*DATA SECTION*:
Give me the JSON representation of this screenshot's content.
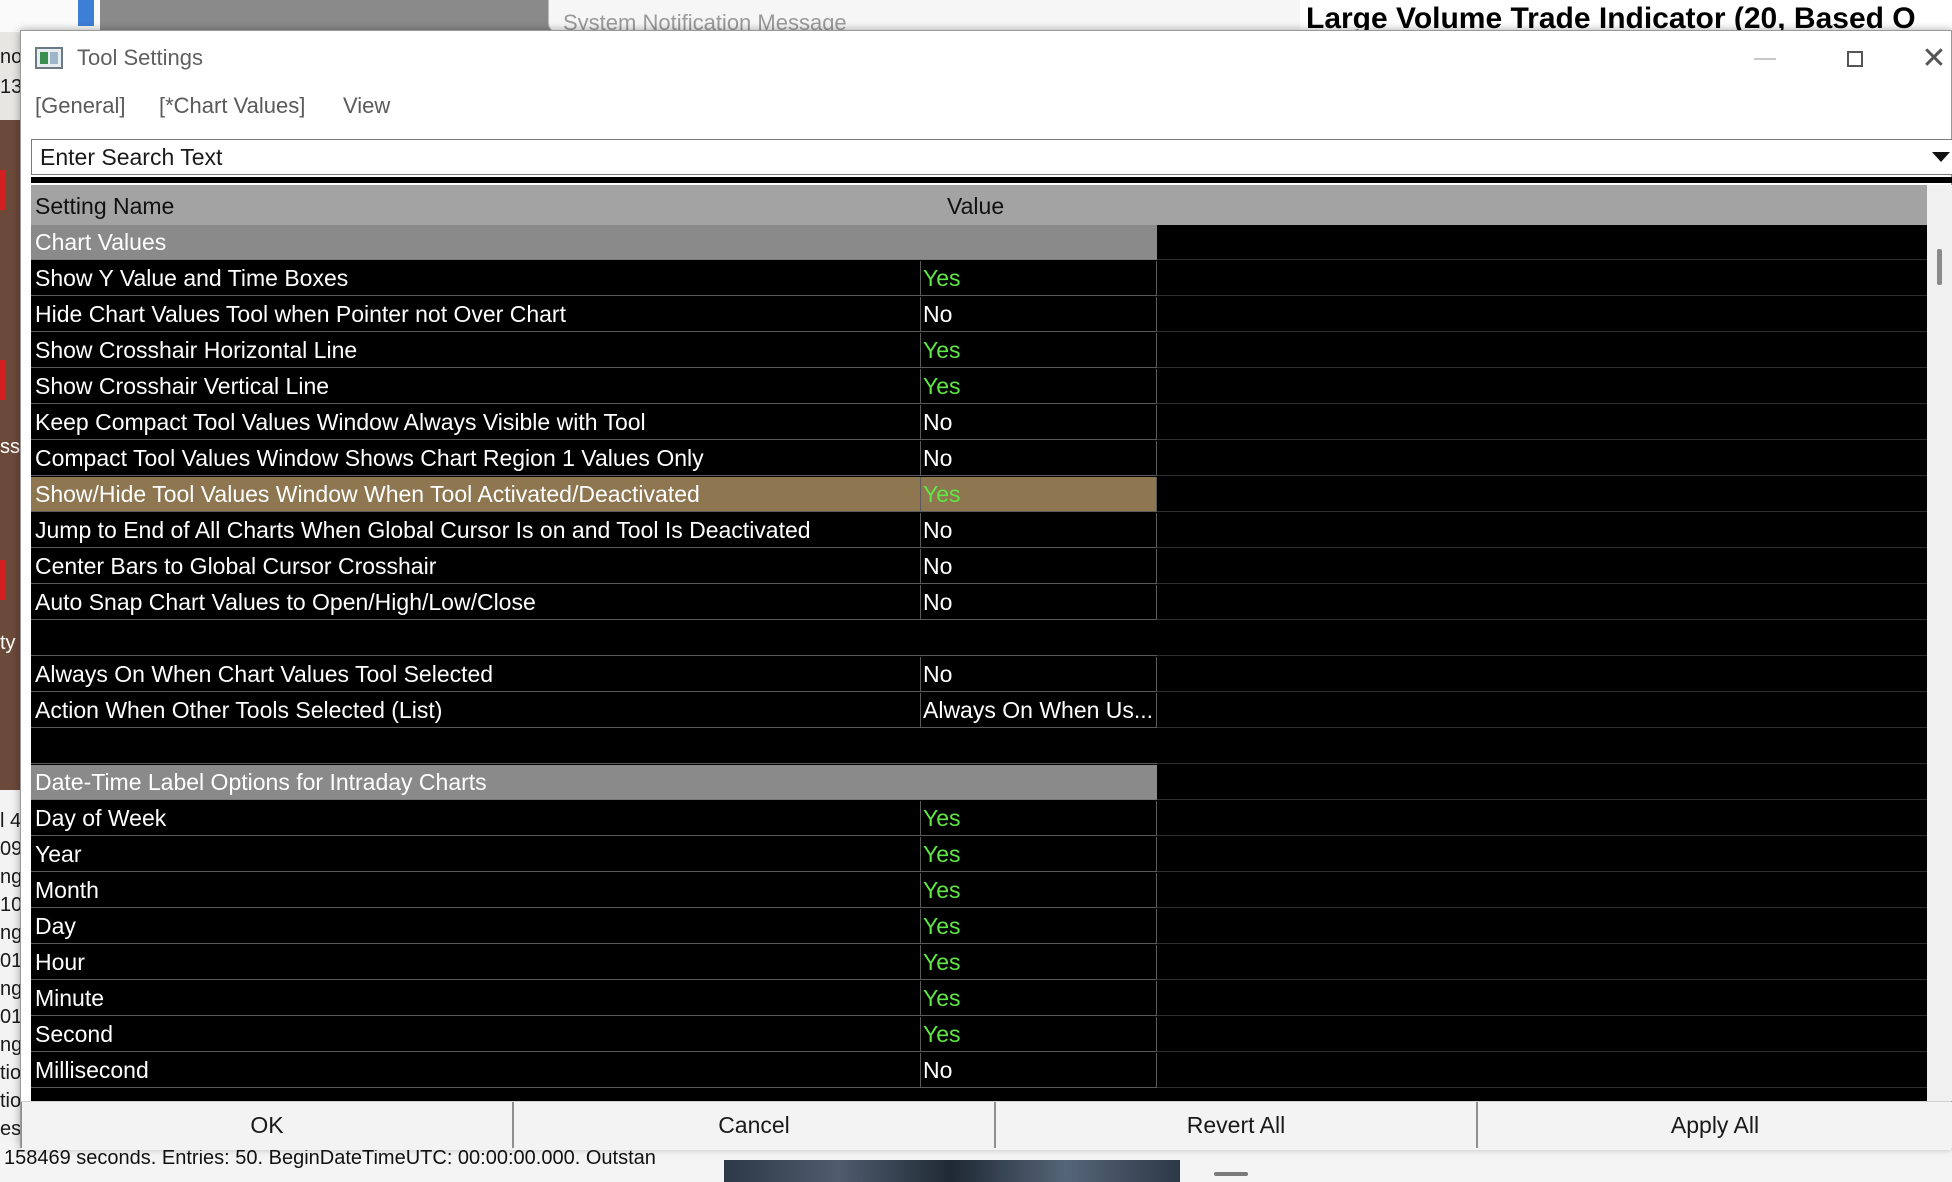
{
  "background": {
    "notification_title": "System Notification Message",
    "indicator_title": "Large Volume Trade Indicator (20, Based O",
    "status_message": "158469 seconds. Entries: 50. BeginDateTimeUTC: 00:00:00.000. Outstan",
    "left_fragments": [
      "no",
      "13",
      "ss",
      "ty",
      "l 4",
      "09",
      "ng",
      "10",
      "ng",
      "01",
      "ng",
      "01",
      "ng",
      "tio",
      "tio",
      "est"
    ]
  },
  "window": {
    "title": "Tool Settings"
  },
  "menu": {
    "general": "[General]",
    "chart_values": "[*Chart Values]",
    "view": "View"
  },
  "search": {
    "placeholder": "Enter Search Text"
  },
  "grid": {
    "col_name": "Setting Name",
    "col_value": "Value",
    "rows": [
      {
        "type": "section",
        "name": "Chart Values"
      },
      {
        "type": "setting",
        "name": "Show Y Value and Time Boxes",
        "value": "Yes"
      },
      {
        "type": "setting",
        "name": "Hide Chart Values Tool when Pointer not Over Chart",
        "value": "No"
      },
      {
        "type": "setting",
        "name": "Show Crosshair Horizontal Line",
        "value": "Yes"
      },
      {
        "type": "setting",
        "name": "Show Crosshair Vertical Line",
        "value": "Yes"
      },
      {
        "type": "setting",
        "name": "Keep Compact Tool Values Window Always Visible with Tool",
        "value": "No"
      },
      {
        "type": "setting",
        "name": "Compact Tool Values Window Shows Chart Region 1 Values Only",
        "value": "No"
      },
      {
        "type": "setting",
        "name": "Show/Hide Tool Values Window When Tool Activated/Deactivated",
        "value": "Yes",
        "selected": true
      },
      {
        "type": "setting",
        "name": "Jump to End of All Charts When Global Cursor Is on and Tool Is Deactivated",
        "value": "No"
      },
      {
        "type": "setting",
        "name": "Center Bars to Global Cursor Crosshair",
        "value": "No"
      },
      {
        "type": "setting",
        "name": "Auto Snap Chart Values to Open/High/Low/Close",
        "value": "No"
      },
      {
        "type": "blank",
        "name": ""
      },
      {
        "type": "setting",
        "name": "Always On When Chart Values Tool Selected",
        "value": "No"
      },
      {
        "type": "setting",
        "name": "Action When Other Tools Selected (List)",
        "value": "Always On When Us..."
      },
      {
        "type": "blank",
        "name": ""
      },
      {
        "type": "section",
        "name": "Date-Time Label Options for Intraday Charts"
      },
      {
        "type": "setting",
        "name": "Day of Week",
        "value": "Yes"
      },
      {
        "type": "setting",
        "name": "Year",
        "value": "Yes"
      },
      {
        "type": "setting",
        "name": "Month",
        "value": "Yes"
      },
      {
        "type": "setting",
        "name": "Day",
        "value": "Yes"
      },
      {
        "type": "setting",
        "name": "Hour",
        "value": "Yes"
      },
      {
        "type": "setting",
        "name": "Minute",
        "value": "Yes"
      },
      {
        "type": "setting",
        "name": "Second",
        "value": "Yes"
      },
      {
        "type": "setting",
        "name": "Millisecond",
        "value": "No"
      }
    ]
  },
  "footer": {
    "ok": "OK",
    "cancel": "Cancel",
    "revert_all": "Revert All",
    "apply_all": "Apply All"
  },
  "colors": {
    "yes_value": "#5ee843",
    "selected_row": "#8d7650",
    "section_row": "#8a8a8a",
    "grid_background": "#000000"
  }
}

*SHORT TASK*: Without including any picture, retype the entries exactly.

*RESPONSE*:
Give me the JSON representation of this screenshot's content.
{
  "background": {
    "notification_title": "System Notification Message",
    "indicator_title": "Large Volume Trade Indicator (20, Based O",
    "status_message": "158469 seconds. Entries: 50. BeginDateTimeUTC: 00:00:00.000. Outstan",
    "left_fragments": [
      "no",
      "13",
      "ss",
      "ty",
      "l 4",
      "09",
      "ng",
      "10",
      "ng",
      "01",
      "ng",
      "01",
      "ng",
      "tio",
      "tio",
      "est"
    ]
  },
  "window": {
    "title": "Tool Settings"
  },
  "menu": {
    "general": "[General]",
    "chart_values": "[*Chart Values]",
    "view": "View"
  },
  "search": {
    "placeholder": "Enter Search Text"
  },
  "grid": {
    "col_name": "Setting Name",
    "col_value": "Value",
    "rows": [
      {
        "type": "section",
        "name": "Chart Values"
      },
      {
        "type": "setting",
        "name": "Show Y Value and Time Boxes",
        "value": "Yes"
      },
      {
        "type": "setting",
        "name": "Hide Chart Values Tool when Pointer not Over Chart",
        "value": "No"
      },
      {
        "type": "setting",
        "name": "Show Crosshair Horizontal Line",
        "value": "Yes"
      },
      {
        "type": "setting",
        "name": "Show Crosshair Vertical Line",
        "value": "Yes"
      },
      {
        "type": "setting",
        "name": "Keep Compact Tool Values Window Always Visible with Tool",
        "value": "No"
      },
      {
        "type": "setting",
        "name": "Compact Tool Values Window Shows Chart Region 1 Values Only",
        "value": "No"
      },
      {
        "type": "setting",
        "name": "Show/Hide Tool Values Window When Tool Activated/Deactivated",
        "value": "Yes",
        "selected": true
      },
      {
        "type": "setting",
        "name": "Jump to End of All Charts When Global Cursor Is on and Tool Is Deactivated",
        "value": "No"
      },
      {
        "type": "setting",
        "name": "Center Bars to Global Cursor Crosshair",
        "value": "No"
      },
      {
        "type": "setting",
        "name": "Auto Snap Chart Values to Open/High/Low/Close",
        "value": "No"
      },
      {
        "type": "blank",
        "name": ""
      },
      {
        "type": "setting",
        "name": "Always On When Chart Values Tool Selected",
        "value": "No"
      },
      {
        "type": "setting",
        "name": "Action When Other Tools Selected (List)",
        "value": "Always On When Us..."
      },
      {
        "type": "blank",
        "name": ""
      },
      {
        "type": "section",
        "name": "Date-Time Label Options for Intraday Charts"
      },
      {
        "type": "setting",
        "name": "Day of Week",
        "value": "Yes"
      },
      {
        "type": "setting",
        "name": "Year",
        "value": "Yes"
      },
      {
        "type": "setting",
        "name": "Month",
        "value": "Yes"
      },
      {
        "type": "setting",
        "name": "Day",
        "value": "Yes"
      },
      {
        "type": "setting",
        "name": "Hour",
        "value": "Yes"
      },
      {
        "type": "setting",
        "name": "Minute",
        "value": "Yes"
      },
      {
        "type": "setting",
        "name": "Second",
        "value": "Yes"
      },
      {
        "type": "setting",
        "name": "Millisecond",
        "value": "No"
      }
    ]
  },
  "footer": {
    "ok": "OK",
    "cancel": "Cancel",
    "revert_all": "Revert All",
    "apply_all": "Apply All"
  },
  "colors": {
    "yes_value": "#5ee843",
    "selected_row": "#8d7650",
    "section_row": "#8a8a8a",
    "grid_background": "#000000"
  }
}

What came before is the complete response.